Write out, precisely and in full, each line of the material.

▬▬▬▬▬▬▬▬▬▬

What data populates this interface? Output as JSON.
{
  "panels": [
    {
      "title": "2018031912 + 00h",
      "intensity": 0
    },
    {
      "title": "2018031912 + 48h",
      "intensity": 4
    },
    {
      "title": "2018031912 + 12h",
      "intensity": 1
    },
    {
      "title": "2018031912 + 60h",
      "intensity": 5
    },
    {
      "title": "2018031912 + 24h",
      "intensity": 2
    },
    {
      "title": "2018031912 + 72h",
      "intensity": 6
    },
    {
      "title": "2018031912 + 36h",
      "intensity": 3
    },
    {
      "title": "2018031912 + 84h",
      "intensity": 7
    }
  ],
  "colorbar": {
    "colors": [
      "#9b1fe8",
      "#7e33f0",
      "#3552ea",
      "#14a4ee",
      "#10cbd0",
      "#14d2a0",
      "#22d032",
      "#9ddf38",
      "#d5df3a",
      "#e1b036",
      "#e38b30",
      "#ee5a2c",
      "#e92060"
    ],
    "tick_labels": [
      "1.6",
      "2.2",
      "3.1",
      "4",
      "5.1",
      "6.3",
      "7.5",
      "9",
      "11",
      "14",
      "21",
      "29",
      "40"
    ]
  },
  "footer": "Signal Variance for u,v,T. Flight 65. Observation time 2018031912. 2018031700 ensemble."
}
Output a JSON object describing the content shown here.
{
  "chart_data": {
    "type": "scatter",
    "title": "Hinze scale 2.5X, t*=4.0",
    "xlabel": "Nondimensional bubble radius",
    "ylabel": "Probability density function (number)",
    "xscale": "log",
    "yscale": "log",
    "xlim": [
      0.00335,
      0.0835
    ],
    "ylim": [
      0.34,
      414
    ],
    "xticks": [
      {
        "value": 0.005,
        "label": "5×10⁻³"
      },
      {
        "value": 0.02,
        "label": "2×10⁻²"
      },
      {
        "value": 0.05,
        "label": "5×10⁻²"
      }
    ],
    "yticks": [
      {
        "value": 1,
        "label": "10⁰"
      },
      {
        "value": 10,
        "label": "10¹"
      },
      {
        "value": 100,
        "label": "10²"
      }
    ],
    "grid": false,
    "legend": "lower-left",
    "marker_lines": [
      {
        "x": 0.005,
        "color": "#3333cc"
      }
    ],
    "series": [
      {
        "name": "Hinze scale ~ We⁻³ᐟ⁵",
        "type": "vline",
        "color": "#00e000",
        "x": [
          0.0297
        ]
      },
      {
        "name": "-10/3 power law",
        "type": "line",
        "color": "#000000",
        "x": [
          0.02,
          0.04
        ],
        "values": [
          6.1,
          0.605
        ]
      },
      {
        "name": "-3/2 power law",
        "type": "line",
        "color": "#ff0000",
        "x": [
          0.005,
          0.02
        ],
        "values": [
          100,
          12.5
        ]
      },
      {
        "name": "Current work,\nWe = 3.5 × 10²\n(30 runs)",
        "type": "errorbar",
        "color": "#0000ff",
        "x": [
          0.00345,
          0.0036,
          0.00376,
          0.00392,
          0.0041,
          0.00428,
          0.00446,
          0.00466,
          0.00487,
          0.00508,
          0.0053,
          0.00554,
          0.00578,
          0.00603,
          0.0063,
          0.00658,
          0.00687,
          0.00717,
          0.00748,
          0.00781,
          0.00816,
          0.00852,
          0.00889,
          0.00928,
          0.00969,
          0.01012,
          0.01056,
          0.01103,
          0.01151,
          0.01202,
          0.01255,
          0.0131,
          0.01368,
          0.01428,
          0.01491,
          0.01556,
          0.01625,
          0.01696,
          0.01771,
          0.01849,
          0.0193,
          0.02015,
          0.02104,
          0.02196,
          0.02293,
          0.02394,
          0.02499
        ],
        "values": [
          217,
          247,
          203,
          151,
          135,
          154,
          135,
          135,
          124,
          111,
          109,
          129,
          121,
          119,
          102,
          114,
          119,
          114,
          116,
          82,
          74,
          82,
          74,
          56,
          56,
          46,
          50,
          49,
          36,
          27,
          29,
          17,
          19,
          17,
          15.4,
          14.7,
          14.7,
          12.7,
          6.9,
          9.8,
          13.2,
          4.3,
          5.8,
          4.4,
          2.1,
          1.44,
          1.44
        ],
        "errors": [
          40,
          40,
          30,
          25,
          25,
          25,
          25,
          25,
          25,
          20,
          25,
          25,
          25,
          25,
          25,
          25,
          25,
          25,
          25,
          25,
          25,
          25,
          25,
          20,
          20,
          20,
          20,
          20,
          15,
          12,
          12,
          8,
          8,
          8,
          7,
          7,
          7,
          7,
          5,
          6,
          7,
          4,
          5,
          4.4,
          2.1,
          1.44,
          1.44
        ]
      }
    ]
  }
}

▬▬▬▬▬▬▬▬▬▬

* **The completed task**
What data populates this interface? Output as JSON.
{
  "panels": [
    {
      "title": "2018031912 + 00h",
      "intensity": 0
    },
    {
      "title": "2018031912 + 48h",
      "intensity": 4
    },
    {
      "title": "2018031912 + 12h",
      "intensity": 1
    },
    {
      "title": "2018031912 + 60h",
      "intensity": 5
    },
    {
      "title": "2018031912 + 24h",
      "intensity": 2
    },
    {
      "title": "2018031912 + 72h",
      "intensity": 6
    },
    {
      "title": "2018031912 + 36h",
      "intensity": 3
    },
    {
      "title": "2018031912 + 84h",
      "intensity": 7
    }
  ],
  "colorbar": {
    "colors": [
      "#9b1fe8",
      "#7e33f0",
      "#3552ea",
      "#14a4ee",
      "#10cbd0",
      "#14d2a0",
      "#22d032",
      "#9ddf38",
      "#d5df3a",
      "#e1b036",
      "#e38b30",
      "#ee5a2c",
      "#e92060"
    ],
    "tick_labels": [
      "1.6",
      "2.2",
      "3.1",
      "4",
      "5.1",
      "6.3",
      "7.5",
      "9",
      "11",
      "14",
      "21",
      "29",
      "40"
    ]
  },
  "footer": "Signal Variance for u,v,T. Flight 65. Observation time 2018031912. 2018031700 ensemble."
}
Output a JSON object describing the content shown here.
{
  "chart_data": {
    "type": "scatter",
    "title": "Hinze scale 2.5X, t*=4.0",
    "xlabel": "Nondimensional bubble radius",
    "ylabel": "Probability density function (number)",
    "xscale": "log",
    "yscale": "log",
    "xlim": [
      0.00335,
      0.0835
    ],
    "ylim": [
      0.34,
      414
    ],
    "xticks": [
      {
        "value": 0.005,
        "label": "5×10⁻³"
      },
      {
        "value": 0.02,
        "label": "2×10⁻²"
      },
      {
        "value": 0.05,
        "label": "5×10⁻²"
      }
    ],
    "yticks": [
      {
        "value": 1,
        "label": "10⁰"
      },
      {
        "value": 10,
        "label": "10¹"
      },
      {
        "value": 100,
        "label": "10²"
      }
    ],
    "grid": false,
    "legend": "lower-left",
    "marker_lines": [
      {
        "x": 0.005,
        "color": "#3333cc"
      }
    ],
    "series": [
      {
        "name": "Hinze scale ~ We⁻³ᐟ⁵",
        "type": "vline",
        "color": "#00e000",
        "x": [
          0.0297
        ]
      },
      {
        "name": "-10/3 power law",
        "type": "line",
        "color": "#000000",
        "x": [
          0.02,
          0.04
        ],
        "values": [
          6.1,
          0.605
        ]
      },
      {
        "name": "-3/2 power law",
        "type": "line",
        "color": "#ff0000",
        "x": [
          0.005,
          0.02
        ],
        "values": [
          100,
          12.5
        ]
      },
      {
        "name": "Current work,\nWe = 3.5 × 10²\n(30 runs)",
        "type": "errorbar",
        "color": "#0000ff",
        "x": [
          0.00345,
          0.0036,
          0.00376,
          0.00392,
          0.0041,
          0.00428,
          0.00446,
          0.00466,
          0.00487,
          0.00508,
          0.0053,
          0.00554,
          0.00578,
          0.00603,
          0.0063,
          0.00658,
          0.00687,
          0.00717,
          0.00748,
          0.00781,
          0.00816,
          0.00852,
          0.00889,
          0.00928,
          0.00969,
          0.01012,
          0.01056,
          0.01103,
          0.01151,
          0.01202,
          0.01255,
          0.0131,
          0.01368,
          0.01428,
          0.01491,
          0.01556,
          0.01625,
          0.01696,
          0.01771,
          0.01849,
          0.0193,
          0.02015,
          0.02104,
          0.02196,
          0.02293,
          0.02394,
          0.02499
        ],
        "values": [
          217,
          247,
          203,
          151,
          135,
          154,
          135,
          135,
          124,
          111,
          109,
          129,
          121,
          119,
          102,
          114,
          119,
          114,
          116,
          82,
          74,
          82,
          74,
          56,
          56,
          46,
          50,
          49,
          36,
          27,
          29,
          17,
          19,
          17,
          15.4,
          14.7,
          14.7,
          12.7,
          6.9,
          9.8,
          13.2,
          4.3,
          5.8,
          4.4,
          2.1,
          1.44,
          1.44
        ],
        "errors": [
          40,
          40,
          30,
          25,
          25,
          25,
          25,
          25,
          25,
          20,
          25,
          25,
          25,
          25,
          25,
          25,
          25,
          25,
          25,
          25,
          25,
          25,
          25,
          20,
          20,
          20,
          20,
          20,
          15,
          12,
          12,
          8,
          8,
          8,
          7,
          7,
          7,
          7,
          5,
          6,
          7,
          4,
          5,
          4.4,
          2.1,
          1.44,
          1.44
        ]
      }
    ]
  }
}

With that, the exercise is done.